--- Exercise task ---
Pull each line containing "innovation" out of the data and copy it.

--- Rows ---

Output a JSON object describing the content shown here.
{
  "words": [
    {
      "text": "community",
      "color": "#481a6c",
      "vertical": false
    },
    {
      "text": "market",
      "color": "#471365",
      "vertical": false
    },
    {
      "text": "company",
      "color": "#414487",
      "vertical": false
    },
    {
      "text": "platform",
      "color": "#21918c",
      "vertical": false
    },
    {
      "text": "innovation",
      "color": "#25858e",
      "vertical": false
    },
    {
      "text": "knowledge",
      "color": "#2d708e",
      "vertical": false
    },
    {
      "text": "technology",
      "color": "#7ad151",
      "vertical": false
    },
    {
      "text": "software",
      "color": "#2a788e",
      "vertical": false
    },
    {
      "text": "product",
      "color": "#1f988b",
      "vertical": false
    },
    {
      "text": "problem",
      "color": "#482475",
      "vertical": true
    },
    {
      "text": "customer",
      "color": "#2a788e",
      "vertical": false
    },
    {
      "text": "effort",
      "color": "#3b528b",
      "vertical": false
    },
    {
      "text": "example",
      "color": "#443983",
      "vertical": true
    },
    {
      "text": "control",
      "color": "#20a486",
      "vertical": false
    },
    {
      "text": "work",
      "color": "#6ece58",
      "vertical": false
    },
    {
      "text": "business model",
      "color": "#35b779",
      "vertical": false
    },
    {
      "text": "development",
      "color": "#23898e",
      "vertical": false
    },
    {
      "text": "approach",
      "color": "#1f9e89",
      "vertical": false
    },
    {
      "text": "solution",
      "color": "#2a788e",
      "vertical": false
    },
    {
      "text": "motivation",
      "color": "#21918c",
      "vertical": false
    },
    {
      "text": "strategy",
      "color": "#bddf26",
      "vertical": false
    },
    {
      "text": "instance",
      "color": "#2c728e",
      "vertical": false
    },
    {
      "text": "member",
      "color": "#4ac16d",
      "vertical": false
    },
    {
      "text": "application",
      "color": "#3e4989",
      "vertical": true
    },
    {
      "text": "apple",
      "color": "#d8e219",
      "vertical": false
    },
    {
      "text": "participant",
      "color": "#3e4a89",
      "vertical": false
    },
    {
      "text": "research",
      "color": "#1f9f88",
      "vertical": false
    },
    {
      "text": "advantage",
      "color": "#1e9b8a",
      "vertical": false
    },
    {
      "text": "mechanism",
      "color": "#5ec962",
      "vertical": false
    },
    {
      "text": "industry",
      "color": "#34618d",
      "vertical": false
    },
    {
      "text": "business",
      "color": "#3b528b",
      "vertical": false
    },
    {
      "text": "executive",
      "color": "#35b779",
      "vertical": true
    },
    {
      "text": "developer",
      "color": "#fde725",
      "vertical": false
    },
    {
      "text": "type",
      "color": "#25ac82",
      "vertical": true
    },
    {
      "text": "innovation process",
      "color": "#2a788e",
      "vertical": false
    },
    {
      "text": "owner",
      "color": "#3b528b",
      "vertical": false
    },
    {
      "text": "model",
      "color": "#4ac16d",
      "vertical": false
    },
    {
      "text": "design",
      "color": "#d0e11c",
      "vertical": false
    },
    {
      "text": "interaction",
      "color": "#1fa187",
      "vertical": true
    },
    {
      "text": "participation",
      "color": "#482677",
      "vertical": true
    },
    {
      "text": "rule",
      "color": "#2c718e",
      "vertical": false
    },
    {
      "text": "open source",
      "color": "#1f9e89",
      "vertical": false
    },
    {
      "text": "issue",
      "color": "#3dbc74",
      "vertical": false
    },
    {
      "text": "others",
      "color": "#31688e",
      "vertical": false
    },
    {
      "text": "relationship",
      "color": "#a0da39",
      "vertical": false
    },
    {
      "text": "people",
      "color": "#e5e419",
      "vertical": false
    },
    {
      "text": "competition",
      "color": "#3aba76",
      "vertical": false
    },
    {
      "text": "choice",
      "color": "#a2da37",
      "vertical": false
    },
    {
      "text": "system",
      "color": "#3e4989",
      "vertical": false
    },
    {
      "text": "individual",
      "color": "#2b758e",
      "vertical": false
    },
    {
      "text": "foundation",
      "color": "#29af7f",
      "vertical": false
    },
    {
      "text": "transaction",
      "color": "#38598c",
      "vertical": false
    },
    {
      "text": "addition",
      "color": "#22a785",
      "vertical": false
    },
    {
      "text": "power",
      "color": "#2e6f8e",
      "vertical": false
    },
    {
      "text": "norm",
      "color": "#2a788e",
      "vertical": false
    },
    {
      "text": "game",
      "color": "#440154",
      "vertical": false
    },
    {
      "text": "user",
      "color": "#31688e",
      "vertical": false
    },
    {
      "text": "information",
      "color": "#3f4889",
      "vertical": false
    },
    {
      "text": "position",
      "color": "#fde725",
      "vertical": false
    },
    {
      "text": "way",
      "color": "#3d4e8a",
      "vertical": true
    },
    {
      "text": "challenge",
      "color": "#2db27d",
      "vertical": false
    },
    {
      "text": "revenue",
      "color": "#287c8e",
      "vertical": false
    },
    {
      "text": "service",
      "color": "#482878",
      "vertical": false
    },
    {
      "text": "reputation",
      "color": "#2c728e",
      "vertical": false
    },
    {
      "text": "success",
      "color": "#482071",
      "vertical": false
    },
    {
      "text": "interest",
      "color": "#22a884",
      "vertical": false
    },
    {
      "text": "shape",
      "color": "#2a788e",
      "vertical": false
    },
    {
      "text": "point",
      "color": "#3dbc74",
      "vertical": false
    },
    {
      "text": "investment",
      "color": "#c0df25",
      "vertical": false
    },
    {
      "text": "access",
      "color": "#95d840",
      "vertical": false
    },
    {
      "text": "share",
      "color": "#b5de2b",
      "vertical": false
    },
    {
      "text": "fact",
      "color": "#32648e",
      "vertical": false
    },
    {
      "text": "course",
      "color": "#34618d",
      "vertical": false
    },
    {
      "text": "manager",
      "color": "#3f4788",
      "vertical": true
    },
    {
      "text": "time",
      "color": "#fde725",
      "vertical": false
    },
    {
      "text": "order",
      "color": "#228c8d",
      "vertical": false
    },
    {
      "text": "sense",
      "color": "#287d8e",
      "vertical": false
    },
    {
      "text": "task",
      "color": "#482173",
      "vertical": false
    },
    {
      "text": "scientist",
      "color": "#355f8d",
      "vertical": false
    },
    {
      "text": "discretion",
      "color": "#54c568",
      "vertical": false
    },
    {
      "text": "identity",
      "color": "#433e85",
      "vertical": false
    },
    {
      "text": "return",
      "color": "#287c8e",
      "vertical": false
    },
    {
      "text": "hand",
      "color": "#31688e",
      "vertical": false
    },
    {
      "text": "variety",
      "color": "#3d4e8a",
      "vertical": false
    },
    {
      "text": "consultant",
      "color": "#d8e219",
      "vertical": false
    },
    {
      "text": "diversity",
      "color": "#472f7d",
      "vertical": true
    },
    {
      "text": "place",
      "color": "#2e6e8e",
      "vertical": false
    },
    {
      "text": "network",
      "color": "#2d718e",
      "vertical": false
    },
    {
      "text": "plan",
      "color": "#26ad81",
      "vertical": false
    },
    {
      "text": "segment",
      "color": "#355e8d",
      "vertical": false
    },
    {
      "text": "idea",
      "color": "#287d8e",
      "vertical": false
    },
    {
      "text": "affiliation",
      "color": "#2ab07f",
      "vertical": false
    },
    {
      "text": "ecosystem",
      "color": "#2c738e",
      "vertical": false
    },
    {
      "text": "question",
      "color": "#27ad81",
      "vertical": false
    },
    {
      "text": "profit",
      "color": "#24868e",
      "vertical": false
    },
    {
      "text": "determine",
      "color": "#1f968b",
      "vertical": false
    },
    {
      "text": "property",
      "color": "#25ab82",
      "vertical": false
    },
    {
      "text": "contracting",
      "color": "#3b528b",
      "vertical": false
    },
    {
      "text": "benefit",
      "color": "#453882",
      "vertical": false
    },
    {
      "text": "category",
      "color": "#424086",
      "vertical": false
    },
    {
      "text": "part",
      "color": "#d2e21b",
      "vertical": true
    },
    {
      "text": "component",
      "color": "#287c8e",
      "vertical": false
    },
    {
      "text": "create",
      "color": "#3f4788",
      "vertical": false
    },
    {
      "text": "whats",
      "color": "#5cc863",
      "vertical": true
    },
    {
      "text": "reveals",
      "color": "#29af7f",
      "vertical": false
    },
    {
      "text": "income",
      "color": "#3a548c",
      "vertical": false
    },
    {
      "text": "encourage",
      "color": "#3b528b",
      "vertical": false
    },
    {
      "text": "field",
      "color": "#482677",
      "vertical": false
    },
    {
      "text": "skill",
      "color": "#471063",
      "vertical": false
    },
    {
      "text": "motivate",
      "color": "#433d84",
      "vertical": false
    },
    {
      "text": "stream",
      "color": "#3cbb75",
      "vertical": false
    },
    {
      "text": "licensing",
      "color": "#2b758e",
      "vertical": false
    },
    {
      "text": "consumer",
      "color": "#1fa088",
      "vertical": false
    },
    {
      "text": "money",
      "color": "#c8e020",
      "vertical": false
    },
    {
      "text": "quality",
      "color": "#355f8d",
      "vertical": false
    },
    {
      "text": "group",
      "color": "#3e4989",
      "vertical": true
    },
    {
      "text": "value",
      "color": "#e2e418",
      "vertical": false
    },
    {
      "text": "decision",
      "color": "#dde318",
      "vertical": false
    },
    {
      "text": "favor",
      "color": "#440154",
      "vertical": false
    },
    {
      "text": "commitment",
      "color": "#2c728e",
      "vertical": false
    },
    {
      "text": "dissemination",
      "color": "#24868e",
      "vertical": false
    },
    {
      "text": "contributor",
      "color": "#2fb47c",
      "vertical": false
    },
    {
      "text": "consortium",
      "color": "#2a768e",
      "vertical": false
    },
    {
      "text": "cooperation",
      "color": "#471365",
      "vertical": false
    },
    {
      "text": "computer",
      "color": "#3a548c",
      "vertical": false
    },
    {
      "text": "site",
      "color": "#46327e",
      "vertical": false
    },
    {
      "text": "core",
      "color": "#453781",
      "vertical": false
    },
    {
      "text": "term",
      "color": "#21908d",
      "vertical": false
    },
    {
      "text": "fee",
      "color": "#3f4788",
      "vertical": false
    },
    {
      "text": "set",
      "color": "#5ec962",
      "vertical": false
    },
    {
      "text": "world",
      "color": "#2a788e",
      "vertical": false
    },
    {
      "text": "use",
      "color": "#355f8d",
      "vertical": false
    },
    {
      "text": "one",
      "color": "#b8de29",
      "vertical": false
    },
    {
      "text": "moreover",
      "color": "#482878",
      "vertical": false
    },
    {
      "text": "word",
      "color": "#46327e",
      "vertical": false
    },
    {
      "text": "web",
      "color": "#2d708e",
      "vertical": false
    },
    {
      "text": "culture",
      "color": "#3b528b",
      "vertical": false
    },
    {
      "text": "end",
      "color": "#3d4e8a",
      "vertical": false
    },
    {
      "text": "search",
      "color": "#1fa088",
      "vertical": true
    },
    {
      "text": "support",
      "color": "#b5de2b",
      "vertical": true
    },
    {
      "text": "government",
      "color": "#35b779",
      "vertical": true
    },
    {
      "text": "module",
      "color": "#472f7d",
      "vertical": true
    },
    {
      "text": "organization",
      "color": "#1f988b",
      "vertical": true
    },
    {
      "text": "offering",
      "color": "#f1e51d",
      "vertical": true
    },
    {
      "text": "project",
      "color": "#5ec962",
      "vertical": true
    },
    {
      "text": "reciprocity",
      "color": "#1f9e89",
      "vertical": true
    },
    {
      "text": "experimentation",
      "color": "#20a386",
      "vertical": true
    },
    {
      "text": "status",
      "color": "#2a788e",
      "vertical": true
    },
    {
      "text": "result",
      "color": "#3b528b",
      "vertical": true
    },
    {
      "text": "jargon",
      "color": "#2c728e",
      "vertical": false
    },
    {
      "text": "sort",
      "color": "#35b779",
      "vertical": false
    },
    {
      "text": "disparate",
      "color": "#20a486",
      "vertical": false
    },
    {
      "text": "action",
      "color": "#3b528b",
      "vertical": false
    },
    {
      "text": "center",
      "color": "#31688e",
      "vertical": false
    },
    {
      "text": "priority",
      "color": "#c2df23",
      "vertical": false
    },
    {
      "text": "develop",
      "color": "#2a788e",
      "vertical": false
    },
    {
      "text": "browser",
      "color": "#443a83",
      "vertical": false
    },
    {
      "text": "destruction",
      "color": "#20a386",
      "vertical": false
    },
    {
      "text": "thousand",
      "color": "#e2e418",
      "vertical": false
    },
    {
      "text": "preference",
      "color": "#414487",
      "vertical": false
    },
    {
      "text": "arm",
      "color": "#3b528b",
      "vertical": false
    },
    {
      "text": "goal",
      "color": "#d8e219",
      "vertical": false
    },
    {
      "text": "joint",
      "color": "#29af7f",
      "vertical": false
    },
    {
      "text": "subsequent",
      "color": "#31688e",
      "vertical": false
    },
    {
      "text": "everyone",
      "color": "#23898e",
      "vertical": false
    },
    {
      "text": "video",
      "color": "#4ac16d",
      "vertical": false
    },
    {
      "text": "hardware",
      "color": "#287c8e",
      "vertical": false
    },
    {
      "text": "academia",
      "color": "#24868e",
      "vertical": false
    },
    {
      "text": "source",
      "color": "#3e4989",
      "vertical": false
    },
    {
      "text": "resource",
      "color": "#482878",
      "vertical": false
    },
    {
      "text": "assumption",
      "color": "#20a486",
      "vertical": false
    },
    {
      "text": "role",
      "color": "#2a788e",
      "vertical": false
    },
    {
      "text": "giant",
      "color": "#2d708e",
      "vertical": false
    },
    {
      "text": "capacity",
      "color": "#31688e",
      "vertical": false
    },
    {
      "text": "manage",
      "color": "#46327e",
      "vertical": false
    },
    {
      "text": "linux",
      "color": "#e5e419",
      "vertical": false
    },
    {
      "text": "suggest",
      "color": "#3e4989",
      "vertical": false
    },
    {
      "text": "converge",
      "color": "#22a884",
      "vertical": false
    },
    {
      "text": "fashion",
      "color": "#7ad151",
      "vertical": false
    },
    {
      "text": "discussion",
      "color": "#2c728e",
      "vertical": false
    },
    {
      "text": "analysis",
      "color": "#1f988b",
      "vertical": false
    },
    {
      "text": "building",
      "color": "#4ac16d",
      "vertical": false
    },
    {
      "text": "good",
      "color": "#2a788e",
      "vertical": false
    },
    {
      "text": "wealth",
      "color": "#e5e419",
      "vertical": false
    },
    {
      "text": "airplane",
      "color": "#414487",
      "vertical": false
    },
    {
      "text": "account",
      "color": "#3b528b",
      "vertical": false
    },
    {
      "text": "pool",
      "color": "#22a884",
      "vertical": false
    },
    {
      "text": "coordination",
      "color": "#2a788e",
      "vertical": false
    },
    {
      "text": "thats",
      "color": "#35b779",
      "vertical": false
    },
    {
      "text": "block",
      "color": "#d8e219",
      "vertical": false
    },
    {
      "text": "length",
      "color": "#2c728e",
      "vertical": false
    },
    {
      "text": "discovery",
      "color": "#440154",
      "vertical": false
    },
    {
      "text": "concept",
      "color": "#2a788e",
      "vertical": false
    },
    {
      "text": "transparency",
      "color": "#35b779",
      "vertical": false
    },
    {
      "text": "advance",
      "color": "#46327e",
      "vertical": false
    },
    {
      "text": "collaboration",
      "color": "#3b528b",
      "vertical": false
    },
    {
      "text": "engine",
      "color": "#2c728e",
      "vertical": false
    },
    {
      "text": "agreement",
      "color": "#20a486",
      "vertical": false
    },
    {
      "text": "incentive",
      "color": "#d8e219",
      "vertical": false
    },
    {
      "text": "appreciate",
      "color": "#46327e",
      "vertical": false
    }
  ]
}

--- Result ---
      "text": "innovation",
      "text": "innovation process",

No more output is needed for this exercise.